Exercise prompt:
Assemble all lines in which the string "Select" appears.

(Stored entries)
◇ ◇ ◇ ◇ ◇ ◇ ◇

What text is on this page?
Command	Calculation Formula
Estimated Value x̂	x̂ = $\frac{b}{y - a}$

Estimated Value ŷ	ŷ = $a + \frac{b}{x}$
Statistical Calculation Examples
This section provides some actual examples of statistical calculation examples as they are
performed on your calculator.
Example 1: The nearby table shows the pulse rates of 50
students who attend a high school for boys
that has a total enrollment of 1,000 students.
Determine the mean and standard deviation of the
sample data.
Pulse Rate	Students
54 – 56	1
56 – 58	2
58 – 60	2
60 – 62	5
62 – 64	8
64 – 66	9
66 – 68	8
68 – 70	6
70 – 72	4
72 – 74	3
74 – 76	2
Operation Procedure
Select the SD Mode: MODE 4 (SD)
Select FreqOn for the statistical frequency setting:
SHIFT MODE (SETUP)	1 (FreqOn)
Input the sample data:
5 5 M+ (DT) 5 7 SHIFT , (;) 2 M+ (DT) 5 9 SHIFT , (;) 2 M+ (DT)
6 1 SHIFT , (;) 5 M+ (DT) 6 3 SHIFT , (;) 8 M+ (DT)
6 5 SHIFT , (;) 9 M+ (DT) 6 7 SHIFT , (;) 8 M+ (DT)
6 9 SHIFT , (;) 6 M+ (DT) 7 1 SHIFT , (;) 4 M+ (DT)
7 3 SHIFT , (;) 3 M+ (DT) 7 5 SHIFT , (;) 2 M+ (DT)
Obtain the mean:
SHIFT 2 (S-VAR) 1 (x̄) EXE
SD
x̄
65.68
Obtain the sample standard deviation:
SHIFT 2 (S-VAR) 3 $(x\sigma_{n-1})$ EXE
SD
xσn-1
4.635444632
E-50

◇ ◇ ◇ ◇ ◇ ◇ ◇

Written response:
Select the SD Mode: MODE 4 (SD)
Select FreqOn for the statistical frequency setting:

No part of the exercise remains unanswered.